**SET TASK**.
Write out the data as a JSON list of strings, with each line as one string and blank lines skipped.

- - - -

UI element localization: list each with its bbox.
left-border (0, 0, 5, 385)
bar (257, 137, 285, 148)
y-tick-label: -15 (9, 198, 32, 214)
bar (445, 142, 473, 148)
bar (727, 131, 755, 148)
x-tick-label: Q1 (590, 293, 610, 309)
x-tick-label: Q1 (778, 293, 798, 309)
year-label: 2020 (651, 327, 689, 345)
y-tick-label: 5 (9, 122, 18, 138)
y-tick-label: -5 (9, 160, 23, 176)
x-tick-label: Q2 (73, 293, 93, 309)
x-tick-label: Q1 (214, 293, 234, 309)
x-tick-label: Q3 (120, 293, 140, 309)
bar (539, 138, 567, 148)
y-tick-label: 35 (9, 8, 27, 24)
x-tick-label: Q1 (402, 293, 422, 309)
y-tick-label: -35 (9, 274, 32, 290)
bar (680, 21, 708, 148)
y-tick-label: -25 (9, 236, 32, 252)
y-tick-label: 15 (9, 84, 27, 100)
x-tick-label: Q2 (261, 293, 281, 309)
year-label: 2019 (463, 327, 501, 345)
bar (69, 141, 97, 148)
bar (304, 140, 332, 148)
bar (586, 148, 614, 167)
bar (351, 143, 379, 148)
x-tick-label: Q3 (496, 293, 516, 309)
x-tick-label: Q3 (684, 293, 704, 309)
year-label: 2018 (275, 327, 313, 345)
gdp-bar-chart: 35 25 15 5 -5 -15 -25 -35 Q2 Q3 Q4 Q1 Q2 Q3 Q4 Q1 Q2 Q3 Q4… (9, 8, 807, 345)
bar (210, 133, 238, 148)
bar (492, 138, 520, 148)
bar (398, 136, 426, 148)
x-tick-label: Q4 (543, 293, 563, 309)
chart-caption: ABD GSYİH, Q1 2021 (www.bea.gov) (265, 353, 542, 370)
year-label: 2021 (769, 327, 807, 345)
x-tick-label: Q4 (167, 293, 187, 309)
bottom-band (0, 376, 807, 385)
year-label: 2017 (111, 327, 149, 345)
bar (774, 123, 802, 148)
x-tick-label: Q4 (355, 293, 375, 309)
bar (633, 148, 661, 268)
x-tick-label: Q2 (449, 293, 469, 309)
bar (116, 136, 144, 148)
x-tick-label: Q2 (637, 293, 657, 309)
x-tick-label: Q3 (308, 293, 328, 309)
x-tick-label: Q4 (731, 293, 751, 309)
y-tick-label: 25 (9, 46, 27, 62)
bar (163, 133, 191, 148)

- - - -

**RESPONSE TO THE TASK**.
[
  "UI element localization: list each with its bbox.",
  "left-border (0, 0, 5, 385)",
  "bar (257, 137, 285, 148)",
  "y-tick-label: -15 (9, 198, 32, 214)",
  "bar (445, 142, 473, 148)",
  "bar (727, 131, 755, 148)",
  "x-tick-label: Q1 (590, 293, 610, 309)",
  "x-tick-label: Q1 (778, 293, 798, 309)",
  "year-label: 2020 (651, 327, 689, 345)",
  "y-tick-label: 5 (9, 122, 18, 138)",
  "y-tick-label: -5 (9, 160, 23, 176)",
  "x-tick-label: Q2 (73, 293, 93, 309)",
  "x-tick-label: Q1 (214, 293, 234, 309)",
  "x-tick-label: Q3 (120, 293, 140, 309)",
  "bar (539, 138, 567, 148)",
  "y-tick-label: 35 (9, 8, 27, 24)",
  "x-tick-label: Q1 (402, 293, 422, 309)",
  "y-tick-label: -35 (9, 274, 32, 290)",
  "bar (680, 21, 708, 148)",
  "y-tick-label: -25 (9, 236, 32, 252)",
  "y-tick-label: 15 (9, 84, 27, 100)",
  "x-tick-label: Q2 (261, 293, 281, 309)",
  "year-label: 2019 (463, 327, 501, 345)",
  "bar (69, 141, 97, 148)",
  "bar (304, 140, 332, 148)",
  "bar (586, 148, 614, 167)",
  "bar (351, 143, 379, 148)",
  "x-tick-label: Q3 (496, 293, 516, 309)",
  "x-tick-label: Q3 (684, 293, 704, 309)",
  "year-label: 2018 (275, 327, 313, 345)",
  "gdp-bar-chart: 35 25 15 5 -5 -15 -25 -35 Q2 Q3 Q4 Q1 Q2 Q3 Q4 Q1 Q2 Q3 Q4… (9, 8, 807, 345)",
  "bar (210, 133, 238, 148)",
  "bar (492, 138, 520, 148)",
  "bar (398, 136, 426, 148)",
  "x-tick-label: Q4 (543, 293, 563, 309)",
  "chart-caption: ABD GSYİH, Q1 2021 (www.bea.gov) (265, 353, 542, 370)",
  "year-label: 2021 (769, 327, 807, 345)",
  "x-tick-label: Q4 (167, 293, 187, 309)",
  "bottom-band (0, 376, 807, 385)",
  "year-label: 2017 (111, 327, 149, 345)",
  "bar (774, 123, 802, 148)",
  "x-tick-label: Q4 (355, 293, 375, 309)",
  "bar (633, 148, 661, 268)",
  "x-tick-label: Q2 (449, 293, 469, 309)",
  "bar (116, 136, 144, 148)",
  "x-tick-label: Q2 (637, 293, 657, 309)",
  "x-tick-label: Q3 (308, 293, 328, 309)",
  "x-tick-label: Q4 (731, 293, 751, 309)",
  "y-tick-label: 25 (9, 46, 27, 62)",
  "bar (163, 133, 191, 148)"
]